- [WHAT TO PRODUCE]
Every record below should be printed exactly as it appears.

※ ※ ※

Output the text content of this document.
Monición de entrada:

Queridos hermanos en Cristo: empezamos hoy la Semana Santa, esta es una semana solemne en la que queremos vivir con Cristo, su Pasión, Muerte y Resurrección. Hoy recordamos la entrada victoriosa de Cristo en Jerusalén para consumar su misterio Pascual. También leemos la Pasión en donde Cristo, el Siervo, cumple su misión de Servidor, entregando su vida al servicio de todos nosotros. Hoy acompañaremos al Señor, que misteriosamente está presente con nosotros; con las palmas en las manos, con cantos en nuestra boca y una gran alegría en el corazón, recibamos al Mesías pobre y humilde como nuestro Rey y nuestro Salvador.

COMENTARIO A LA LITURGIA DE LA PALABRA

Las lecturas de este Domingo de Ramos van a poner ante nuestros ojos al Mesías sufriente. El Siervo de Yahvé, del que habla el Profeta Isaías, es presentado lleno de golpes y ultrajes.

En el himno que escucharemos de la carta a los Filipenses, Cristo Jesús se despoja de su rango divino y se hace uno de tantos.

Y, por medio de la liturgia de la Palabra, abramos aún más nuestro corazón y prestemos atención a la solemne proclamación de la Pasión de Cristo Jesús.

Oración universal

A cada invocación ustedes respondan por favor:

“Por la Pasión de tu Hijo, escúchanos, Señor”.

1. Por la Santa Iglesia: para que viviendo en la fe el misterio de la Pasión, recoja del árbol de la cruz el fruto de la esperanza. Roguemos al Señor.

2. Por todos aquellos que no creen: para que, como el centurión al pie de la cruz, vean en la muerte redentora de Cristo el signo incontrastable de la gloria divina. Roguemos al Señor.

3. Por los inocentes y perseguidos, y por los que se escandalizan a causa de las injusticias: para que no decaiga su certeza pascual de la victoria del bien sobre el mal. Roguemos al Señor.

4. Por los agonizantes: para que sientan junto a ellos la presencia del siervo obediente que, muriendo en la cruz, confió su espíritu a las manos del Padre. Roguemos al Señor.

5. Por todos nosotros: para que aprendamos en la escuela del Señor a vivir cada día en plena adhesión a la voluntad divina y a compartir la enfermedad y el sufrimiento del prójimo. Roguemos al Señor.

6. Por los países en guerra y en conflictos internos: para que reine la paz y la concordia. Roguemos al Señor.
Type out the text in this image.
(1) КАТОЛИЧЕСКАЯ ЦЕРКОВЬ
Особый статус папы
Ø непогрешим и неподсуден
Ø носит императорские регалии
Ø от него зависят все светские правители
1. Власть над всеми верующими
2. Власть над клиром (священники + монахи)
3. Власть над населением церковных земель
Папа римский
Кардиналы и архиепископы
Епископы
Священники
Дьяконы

※ ※ ※

- [TASK ANSWER]
Output the text content of this document.
Monición de entrada:

Queridos hermanos en Cristo: empezamos hoy la Semana Santa, esta es una semana solemne en la que queremos vivir con Cristo, su Pasión, Muerte y Resurrección. Hoy recordamos la entrada victoriosa de Cristo en Jerusalén para consumar su misterio Pascual. También leemos la Pasión en donde Cristo, el Siervo, cumple su misión de Servidor, entregando su vida al servicio de todos nosotros. Hoy acompañaremos al Señor, que misteriosamente está presente con nosotros; con las palmas en las manos, con cantos en nuestra boca y una gran alegría en el corazón, recibamos al Mesías pobre y humilde como nuestro Rey y nuestro Salvador.

COMENTARIO A LA LITURGIA DE LA PALABRA

Las lecturas de este Domingo de Ramos van a poner ante nuestros ojos al Mesías sufriente. El Siervo de Yahvé, del que habla el Profeta Isaías, es presentado lleno de golpes y ultrajes.

En el himno que escucharemos de la carta a los Filipenses, Cristo Jesús se despoja de su rango divino y se hace uno de tantos.

Y, por medio de la liturgia de la Palabra, abramos aún más nuestro corazón y prestemos atención a la solemne proclamación de la Pasión de Cristo Jesús.

Oración universal

A cada invocación ustedes respondan por favor:

“Por la Pasión de tu Hijo, escúchanos, Señor”.

1. Por la Santa Iglesia: para que viviendo en la fe el misterio de la Pasión, recoja del árbol de la cruz el fruto de la esperanza. Roguemos al Señor.

2. Por todos aquellos que no creen: para que, como el centurión al pie de la cruz, vean en la muerte redentora de Cristo el signo incontrastable de la gloria divina. Roguemos al Señor.

3. Por los inocentes y perseguidos, y por los que se escandalizan a causa de las injusticias: para que no decaiga su certeza pascual de la victoria del bien sobre el mal. Roguemos al Señor.

4. Por los agonizantes: para que sientan junto a ellos la presencia del siervo obediente que, muriendo en la cruz, confió su espíritu a las manos del Padre. Roguemos al Señor.

5. Por todos nosotros: para que aprendamos en la escuela del Señor a vivir cada día en plena adhesión a la voluntad divina y a compartir la enfermedad y el sufrimiento del prójimo. Roguemos al Señor.

6. Por los países en guerra y en conflictos internos: para que reine la paz y la concordia. Roguemos al Señor.
Type out the text in this image.
(1) КАТОЛИЧЕСКАЯ ЦЕРКОВЬ
Особый статус папы
Ø непогрешим и неподсуден
Ø носит императорские регалии
Ø от него зависят все светские правители
1. Власть над всеми верующими
2. Власть над клиром (священники + монахи)
3. Власть над населением церковных земель
Папа римский
Кардиналы и архиепископы
Епископы
Священники
Дьяконы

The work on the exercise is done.